**Extracted records**
####################
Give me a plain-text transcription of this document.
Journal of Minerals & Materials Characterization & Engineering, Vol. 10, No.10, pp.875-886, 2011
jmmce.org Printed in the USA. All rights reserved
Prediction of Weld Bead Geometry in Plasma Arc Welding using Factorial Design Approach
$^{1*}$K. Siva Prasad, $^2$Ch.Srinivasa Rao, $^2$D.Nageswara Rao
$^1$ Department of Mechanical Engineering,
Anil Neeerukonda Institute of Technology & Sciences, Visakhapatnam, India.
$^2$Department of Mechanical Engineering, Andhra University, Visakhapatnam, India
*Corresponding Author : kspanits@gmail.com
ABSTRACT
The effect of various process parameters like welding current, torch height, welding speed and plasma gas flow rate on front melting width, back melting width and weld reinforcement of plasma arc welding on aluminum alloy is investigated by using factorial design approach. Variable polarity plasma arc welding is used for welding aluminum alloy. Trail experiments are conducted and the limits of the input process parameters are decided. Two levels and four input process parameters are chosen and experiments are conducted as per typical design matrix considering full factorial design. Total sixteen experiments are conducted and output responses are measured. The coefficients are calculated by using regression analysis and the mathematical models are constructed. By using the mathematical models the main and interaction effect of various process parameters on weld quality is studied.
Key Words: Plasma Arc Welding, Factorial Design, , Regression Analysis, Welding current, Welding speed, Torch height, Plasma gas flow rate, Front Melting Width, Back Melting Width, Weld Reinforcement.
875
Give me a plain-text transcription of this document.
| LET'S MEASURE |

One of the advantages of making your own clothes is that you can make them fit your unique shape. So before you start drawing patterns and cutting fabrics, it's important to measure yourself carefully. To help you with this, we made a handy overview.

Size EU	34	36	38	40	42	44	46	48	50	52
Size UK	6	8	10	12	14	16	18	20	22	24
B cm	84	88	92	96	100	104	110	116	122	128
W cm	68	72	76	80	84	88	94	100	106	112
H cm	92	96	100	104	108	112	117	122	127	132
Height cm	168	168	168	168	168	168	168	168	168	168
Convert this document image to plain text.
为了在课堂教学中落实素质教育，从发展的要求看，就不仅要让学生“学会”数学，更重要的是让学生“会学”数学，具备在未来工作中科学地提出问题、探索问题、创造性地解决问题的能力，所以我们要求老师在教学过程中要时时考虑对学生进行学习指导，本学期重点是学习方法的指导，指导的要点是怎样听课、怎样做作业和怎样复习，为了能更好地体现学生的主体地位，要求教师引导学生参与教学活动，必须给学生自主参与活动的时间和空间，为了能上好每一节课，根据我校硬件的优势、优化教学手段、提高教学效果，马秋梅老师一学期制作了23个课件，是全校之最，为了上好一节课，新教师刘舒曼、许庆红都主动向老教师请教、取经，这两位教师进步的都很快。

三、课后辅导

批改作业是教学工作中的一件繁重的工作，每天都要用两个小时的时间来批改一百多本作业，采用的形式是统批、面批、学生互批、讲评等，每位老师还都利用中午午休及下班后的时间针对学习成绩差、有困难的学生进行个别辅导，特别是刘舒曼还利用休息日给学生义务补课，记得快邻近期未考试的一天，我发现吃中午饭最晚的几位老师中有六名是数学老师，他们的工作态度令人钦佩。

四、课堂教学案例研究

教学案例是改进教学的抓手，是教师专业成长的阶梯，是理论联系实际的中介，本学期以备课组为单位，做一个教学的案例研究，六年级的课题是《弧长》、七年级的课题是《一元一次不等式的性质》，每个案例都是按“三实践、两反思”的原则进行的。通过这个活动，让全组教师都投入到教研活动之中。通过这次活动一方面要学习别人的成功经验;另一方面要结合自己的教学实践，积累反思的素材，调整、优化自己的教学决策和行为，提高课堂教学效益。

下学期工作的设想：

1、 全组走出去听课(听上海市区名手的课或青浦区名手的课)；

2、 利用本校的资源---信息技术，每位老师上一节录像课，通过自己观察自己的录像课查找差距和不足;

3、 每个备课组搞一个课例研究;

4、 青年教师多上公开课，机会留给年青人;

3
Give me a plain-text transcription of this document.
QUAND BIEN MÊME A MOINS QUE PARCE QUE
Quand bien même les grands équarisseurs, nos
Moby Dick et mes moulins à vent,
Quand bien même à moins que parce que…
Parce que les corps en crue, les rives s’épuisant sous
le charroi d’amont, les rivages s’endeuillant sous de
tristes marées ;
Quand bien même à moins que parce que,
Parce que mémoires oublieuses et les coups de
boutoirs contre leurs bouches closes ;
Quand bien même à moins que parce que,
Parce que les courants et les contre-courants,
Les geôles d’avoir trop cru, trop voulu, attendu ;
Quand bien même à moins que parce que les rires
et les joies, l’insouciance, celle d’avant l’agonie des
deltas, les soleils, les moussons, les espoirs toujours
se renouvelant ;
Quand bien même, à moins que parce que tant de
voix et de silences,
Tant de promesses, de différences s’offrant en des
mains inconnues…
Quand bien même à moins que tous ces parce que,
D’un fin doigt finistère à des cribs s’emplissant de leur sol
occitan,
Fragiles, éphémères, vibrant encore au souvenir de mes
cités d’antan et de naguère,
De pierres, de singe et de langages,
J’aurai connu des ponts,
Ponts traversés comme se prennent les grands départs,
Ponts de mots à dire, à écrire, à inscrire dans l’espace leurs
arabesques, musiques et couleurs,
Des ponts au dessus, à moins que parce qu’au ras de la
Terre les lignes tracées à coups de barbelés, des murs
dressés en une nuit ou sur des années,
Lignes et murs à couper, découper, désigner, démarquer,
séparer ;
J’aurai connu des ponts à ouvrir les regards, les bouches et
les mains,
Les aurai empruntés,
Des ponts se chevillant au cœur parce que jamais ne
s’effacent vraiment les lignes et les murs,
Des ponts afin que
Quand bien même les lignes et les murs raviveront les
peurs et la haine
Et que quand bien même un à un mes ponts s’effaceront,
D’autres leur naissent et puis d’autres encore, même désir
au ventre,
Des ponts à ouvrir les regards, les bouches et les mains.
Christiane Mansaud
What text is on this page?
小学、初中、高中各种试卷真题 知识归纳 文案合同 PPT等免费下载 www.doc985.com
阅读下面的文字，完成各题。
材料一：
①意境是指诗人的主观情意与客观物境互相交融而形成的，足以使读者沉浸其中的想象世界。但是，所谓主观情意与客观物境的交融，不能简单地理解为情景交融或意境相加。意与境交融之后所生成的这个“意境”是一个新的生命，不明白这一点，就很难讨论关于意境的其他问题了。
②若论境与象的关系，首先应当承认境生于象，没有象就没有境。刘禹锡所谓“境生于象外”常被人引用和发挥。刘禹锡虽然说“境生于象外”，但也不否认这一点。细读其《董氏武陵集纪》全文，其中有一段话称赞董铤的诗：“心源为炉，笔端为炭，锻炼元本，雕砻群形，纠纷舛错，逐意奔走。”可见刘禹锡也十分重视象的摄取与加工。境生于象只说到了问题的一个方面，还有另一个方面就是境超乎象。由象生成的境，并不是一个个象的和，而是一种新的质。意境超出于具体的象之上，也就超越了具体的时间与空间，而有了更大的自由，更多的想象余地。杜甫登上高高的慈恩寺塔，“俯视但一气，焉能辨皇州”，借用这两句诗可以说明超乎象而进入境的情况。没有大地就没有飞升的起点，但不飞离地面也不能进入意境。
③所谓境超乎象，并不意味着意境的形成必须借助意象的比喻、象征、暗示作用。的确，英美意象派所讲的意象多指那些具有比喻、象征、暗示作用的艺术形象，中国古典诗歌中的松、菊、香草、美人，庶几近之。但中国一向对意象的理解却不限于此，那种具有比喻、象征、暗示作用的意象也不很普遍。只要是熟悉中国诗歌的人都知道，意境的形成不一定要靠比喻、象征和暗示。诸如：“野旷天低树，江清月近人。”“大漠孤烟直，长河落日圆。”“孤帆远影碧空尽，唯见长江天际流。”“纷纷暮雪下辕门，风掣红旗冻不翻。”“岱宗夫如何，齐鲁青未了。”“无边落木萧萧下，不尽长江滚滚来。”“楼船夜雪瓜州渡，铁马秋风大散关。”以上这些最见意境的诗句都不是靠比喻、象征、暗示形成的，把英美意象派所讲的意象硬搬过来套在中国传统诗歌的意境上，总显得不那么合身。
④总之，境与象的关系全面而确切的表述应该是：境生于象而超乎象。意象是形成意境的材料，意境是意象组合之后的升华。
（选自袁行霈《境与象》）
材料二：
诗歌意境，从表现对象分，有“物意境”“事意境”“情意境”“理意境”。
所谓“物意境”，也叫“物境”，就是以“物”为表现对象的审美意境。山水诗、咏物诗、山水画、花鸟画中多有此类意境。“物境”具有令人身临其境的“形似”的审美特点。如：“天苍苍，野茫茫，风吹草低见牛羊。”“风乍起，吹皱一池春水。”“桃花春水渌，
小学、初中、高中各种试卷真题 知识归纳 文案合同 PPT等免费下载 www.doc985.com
####################
**What this task involves**
Report the number of lines above that contain the word "contre", and only that number.

**Exercise answer**
2